#### [WRITTEN EXERCISE]
List each line of the data that holds the string "Coordinate".
— START OF GIVEN DATA —
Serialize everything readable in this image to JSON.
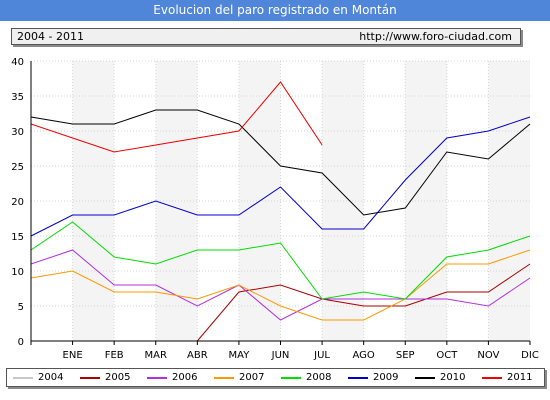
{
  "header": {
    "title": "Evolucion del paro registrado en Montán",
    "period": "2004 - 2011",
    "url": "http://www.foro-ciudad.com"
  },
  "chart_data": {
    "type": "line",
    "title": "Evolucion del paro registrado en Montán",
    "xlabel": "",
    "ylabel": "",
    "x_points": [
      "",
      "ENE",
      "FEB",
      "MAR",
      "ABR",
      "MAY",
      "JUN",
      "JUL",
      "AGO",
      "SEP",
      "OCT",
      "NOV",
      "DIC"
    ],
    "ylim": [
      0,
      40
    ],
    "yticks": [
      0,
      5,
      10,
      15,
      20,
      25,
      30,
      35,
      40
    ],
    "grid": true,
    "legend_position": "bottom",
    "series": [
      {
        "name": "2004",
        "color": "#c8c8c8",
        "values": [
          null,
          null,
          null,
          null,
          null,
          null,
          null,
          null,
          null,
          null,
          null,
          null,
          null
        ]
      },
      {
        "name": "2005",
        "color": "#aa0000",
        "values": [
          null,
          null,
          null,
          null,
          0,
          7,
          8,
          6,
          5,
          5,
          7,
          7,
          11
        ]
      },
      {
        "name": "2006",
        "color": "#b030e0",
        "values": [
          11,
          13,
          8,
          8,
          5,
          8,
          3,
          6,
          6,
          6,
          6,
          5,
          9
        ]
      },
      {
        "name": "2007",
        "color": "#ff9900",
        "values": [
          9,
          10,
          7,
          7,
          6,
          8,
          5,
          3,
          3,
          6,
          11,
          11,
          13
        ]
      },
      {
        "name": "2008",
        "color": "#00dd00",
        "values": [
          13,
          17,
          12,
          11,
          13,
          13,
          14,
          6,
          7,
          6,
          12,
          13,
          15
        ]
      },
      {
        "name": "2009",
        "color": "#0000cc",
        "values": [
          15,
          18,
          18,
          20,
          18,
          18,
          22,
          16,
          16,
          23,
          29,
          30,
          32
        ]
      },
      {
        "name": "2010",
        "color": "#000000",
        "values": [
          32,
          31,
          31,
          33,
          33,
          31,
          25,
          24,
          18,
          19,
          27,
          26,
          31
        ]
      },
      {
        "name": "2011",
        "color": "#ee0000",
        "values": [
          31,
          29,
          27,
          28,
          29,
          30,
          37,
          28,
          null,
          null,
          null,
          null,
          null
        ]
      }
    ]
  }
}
— END OF GIVEN DATA —
— START OF GIVEN DATA —
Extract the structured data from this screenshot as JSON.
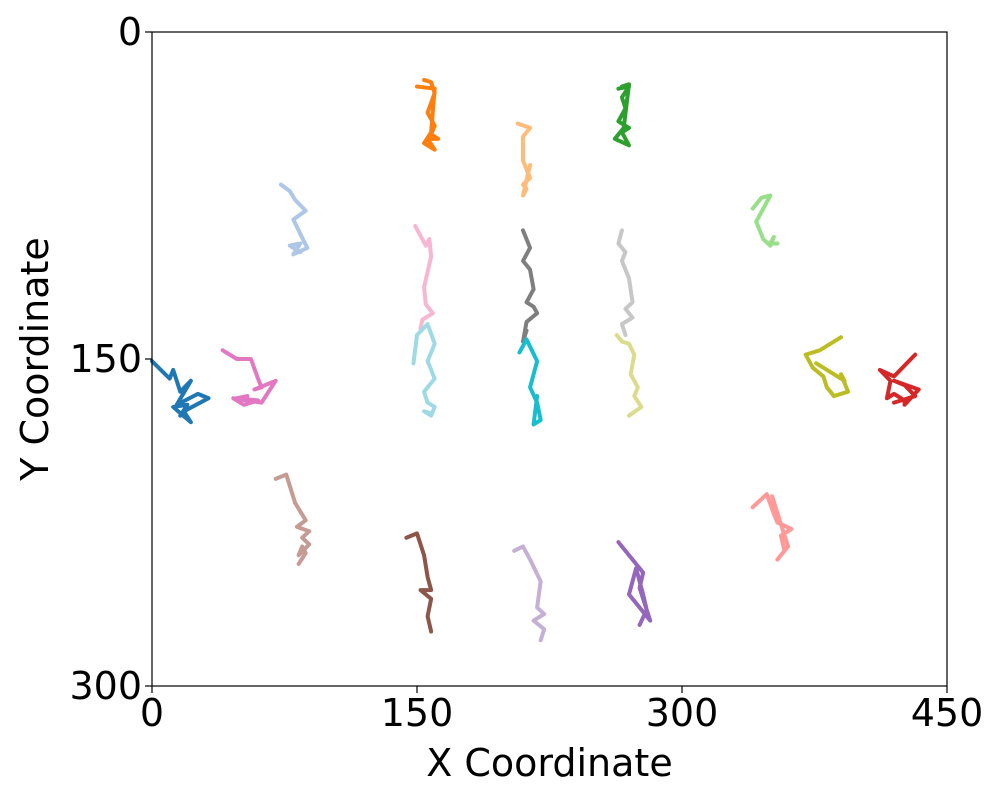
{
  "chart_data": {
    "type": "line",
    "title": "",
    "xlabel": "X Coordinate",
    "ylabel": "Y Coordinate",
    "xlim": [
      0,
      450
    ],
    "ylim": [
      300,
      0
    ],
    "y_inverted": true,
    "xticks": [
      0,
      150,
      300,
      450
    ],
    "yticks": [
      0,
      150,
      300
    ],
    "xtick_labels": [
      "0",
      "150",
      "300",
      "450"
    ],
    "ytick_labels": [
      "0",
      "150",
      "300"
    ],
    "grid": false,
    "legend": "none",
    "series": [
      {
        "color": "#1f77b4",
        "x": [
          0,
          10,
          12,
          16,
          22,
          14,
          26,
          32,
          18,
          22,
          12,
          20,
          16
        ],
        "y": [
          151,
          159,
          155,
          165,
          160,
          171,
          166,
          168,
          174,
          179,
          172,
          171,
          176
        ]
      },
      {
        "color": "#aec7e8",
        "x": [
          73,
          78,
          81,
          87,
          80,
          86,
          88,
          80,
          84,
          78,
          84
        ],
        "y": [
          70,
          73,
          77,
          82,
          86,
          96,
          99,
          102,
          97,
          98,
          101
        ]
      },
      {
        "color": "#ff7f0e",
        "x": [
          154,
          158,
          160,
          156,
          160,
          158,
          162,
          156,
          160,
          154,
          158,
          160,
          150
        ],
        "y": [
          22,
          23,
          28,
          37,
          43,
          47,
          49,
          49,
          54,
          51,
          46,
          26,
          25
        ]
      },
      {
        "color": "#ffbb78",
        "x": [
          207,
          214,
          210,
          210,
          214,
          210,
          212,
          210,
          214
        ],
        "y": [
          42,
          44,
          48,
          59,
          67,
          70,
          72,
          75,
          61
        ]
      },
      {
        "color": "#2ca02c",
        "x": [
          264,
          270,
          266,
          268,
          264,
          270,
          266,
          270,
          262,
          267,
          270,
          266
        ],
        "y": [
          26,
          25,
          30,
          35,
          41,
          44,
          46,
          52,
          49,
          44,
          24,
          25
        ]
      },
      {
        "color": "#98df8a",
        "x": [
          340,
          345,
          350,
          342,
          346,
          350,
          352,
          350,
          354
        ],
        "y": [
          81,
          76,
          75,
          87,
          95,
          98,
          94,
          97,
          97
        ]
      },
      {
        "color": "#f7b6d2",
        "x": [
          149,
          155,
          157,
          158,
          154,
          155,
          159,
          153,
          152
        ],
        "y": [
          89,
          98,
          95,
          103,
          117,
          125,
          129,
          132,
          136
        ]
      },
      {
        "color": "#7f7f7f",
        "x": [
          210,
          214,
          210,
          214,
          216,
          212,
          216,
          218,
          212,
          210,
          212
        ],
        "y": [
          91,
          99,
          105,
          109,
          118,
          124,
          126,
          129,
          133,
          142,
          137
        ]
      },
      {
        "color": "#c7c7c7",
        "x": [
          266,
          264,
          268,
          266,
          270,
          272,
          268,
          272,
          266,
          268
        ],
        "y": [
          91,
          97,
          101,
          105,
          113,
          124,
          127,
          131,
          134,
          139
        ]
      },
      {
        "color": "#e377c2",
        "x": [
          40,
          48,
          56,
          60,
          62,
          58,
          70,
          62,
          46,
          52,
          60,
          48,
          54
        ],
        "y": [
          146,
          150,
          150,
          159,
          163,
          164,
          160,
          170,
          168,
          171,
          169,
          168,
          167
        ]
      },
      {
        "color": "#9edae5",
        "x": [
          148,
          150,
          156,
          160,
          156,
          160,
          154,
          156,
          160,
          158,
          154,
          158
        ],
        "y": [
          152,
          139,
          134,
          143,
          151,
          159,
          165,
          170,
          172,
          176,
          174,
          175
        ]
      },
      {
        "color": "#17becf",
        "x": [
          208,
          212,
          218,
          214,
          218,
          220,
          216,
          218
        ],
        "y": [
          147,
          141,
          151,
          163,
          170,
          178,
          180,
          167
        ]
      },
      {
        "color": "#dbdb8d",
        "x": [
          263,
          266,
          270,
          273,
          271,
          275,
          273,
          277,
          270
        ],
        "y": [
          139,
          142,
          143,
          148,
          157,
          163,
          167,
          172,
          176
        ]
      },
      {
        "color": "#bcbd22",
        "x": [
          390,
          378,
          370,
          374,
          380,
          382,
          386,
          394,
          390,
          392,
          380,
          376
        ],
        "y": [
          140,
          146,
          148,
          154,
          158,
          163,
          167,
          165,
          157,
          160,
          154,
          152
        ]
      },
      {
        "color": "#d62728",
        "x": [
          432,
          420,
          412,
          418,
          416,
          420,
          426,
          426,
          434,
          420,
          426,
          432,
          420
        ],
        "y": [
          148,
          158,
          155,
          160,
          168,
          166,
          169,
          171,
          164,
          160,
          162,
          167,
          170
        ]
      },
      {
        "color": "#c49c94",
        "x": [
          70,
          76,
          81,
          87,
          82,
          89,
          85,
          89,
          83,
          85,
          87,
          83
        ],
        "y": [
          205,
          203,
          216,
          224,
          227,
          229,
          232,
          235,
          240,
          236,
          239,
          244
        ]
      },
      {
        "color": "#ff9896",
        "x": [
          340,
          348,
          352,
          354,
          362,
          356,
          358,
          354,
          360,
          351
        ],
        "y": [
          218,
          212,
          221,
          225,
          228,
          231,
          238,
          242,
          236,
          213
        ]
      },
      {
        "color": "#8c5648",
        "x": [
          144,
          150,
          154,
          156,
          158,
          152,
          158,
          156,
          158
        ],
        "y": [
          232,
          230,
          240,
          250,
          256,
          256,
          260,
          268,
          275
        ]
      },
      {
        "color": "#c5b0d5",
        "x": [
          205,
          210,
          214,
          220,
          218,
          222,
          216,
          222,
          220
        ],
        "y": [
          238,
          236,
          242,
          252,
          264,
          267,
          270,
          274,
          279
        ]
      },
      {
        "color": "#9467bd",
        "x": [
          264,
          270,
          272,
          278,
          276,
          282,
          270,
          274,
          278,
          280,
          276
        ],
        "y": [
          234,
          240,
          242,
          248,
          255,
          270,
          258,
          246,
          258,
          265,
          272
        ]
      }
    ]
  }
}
— END OF GIVEN DATA —
#### [FINAL RESULT]
    "xlabel": "X Coordinate",
    "ylabel": "Y Coordinate",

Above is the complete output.